### Excerpted passage
____________
Indexing — speeds up lookups; trade-off is slower writes and extra storage.
ACID transactions — BEGIN; … COMMIT; (or ROLLBACK; on failure).

Example input. A two-table relational design — customers references orders via the foreign key customer_id.

customers:

customer_id	customer_name
C1	Alice
C2	Bob

orders:

order_id	customer_id	amount
101	C1	100
102	C2	200
103	C1	50

Question. Write the CREATE TABLE statements for customers and orders with proper primary keys and a foreign key from orders to customers. Then write a transactional INSERT that adds a new customer plus their first order atomically — both rows commit or neither does.

Code solution.

CREATE TABLE customers (
    customer_id   TEXT PRIMARY KEY,
    customer_name TEXT NOT NULL
);

CREATE TABLE orders (
    order_id    INT PRIMARY KEY,
    customer_id TEXT NOT NULL REFERENCES customers(customer_id),
    amount      NUMERIC(10,2) NOT NULL
);

BEGIN;
INSERT INTO customers (customer_id, customer_name) VALUES ('C3', 'Carol');
INSERT INTO orders (order_id, customer_id, amount) VALUES (104, 'C3', 75);
COMMIT;

Explanation of code. The customers table declares customer_id as PRIMARY KEY (uniqueness + index automatically created). The orders table's customer_id is REFERENCES customers(customer_id) — a foreign key that prevents you from inserting an order for a non-existent customer. The BEGIN; … COMMIT; block makes both inserts a single atomic transaction: if the second insert fails for any reason, the first is rolled back automatically — the database never ends up with a customer who has no order or an order pointing to a missing customer.
____________
### Written exercise 1
In the SQL passage, what trade-off does indexing bring?

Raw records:
____________
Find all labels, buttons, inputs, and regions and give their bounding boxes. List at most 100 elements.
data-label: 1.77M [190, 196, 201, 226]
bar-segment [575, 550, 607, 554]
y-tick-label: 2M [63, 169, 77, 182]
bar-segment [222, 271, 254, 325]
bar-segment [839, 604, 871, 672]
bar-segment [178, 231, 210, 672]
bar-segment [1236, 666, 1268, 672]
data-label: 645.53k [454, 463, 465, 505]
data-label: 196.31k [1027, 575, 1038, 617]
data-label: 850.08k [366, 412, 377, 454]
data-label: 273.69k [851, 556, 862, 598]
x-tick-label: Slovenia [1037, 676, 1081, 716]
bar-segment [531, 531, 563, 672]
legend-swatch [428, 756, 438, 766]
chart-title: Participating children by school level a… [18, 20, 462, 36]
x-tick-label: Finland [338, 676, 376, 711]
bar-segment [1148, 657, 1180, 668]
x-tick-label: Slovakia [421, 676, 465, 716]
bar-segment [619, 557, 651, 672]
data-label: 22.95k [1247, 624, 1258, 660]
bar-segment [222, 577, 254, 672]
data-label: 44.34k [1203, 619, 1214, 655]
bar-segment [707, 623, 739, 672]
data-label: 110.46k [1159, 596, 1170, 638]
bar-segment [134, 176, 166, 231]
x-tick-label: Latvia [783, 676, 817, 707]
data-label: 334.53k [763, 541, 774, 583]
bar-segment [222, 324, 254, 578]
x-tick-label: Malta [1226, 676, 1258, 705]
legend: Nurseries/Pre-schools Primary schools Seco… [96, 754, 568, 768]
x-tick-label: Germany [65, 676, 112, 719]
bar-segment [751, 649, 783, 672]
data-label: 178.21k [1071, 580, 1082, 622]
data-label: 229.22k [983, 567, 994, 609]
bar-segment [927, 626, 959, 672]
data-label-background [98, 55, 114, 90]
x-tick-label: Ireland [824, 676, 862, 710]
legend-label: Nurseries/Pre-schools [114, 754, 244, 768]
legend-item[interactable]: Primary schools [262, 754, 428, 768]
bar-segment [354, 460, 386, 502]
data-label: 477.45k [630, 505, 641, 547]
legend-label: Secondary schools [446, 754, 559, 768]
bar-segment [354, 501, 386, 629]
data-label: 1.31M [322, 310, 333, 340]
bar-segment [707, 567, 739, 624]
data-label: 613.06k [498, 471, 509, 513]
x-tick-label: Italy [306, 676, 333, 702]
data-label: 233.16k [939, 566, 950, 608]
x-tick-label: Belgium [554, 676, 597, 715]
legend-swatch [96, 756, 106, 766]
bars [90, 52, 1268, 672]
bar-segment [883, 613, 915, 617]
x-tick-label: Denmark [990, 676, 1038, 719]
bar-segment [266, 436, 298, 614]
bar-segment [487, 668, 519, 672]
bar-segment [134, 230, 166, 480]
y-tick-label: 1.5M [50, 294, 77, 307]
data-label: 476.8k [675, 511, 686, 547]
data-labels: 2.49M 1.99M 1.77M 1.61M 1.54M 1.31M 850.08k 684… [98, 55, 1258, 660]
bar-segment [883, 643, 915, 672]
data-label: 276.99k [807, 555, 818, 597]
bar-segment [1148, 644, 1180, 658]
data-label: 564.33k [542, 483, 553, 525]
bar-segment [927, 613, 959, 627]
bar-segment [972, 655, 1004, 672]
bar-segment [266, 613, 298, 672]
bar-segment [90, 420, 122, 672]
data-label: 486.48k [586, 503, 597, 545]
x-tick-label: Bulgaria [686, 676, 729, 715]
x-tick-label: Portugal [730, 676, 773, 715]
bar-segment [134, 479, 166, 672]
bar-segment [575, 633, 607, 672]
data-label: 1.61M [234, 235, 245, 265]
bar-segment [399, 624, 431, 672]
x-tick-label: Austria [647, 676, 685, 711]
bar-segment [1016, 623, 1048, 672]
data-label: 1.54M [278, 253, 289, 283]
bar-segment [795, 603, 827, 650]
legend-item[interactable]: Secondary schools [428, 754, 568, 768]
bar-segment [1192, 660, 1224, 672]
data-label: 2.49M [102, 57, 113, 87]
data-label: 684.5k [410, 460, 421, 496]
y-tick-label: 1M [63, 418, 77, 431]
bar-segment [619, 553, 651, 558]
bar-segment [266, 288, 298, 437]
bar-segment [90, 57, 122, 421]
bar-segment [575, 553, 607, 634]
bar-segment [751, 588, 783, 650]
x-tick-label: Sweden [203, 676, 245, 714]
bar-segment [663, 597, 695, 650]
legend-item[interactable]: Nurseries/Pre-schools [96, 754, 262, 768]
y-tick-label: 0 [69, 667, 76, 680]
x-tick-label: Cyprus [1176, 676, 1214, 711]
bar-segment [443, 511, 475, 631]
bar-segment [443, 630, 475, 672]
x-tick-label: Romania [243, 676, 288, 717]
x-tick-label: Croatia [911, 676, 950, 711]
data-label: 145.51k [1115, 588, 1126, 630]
____________
### Written exercise 2
In the records, from the first line through the line containing "bar-segment [619, 557, 651, 672]", substitute "category-label" for every "x-tick-label" and give those lines back with nothing else changed.

### Output 1
Slower writes and extra storage.

### Output 2
Find all labels, buttons, inputs, and regions and give their bounding boxes. List at most 100 elements.
data-label: 1.77M [190, 196, 201, 226]
bar-segment [575, 550, 607, 554]
y-tick-label: 2M [63, 169, 77, 182]
bar-segment [222, 271, 254, 325]
bar-segment [839, 604, 871, 672]
bar-segment [178, 231, 210, 672]
bar-segment [1236, 666, 1268, 672]
data-label: 645.53k [454, 463, 465, 505]
data-label: 196.31k [1027, 575, 1038, 617]
data-label: 850.08k [366, 412, 377, 454]
data-label: 273.69k [851, 556, 862, 598]
category-label: Slovenia [1037, 676, 1081, 716]
bar-segment [531, 531, 563, 672]
legend-swatch [428, 756, 438, 766]
chart-title: Participating children by school level a… [18, 20, 462, 36]
category-label: Finland [338, 676, 376, 711]
bar-segment [1148, 657, 1180, 668]
category-label: Slovakia [421, 676, 465, 716]
bar-segment [619, 557, 651, 672]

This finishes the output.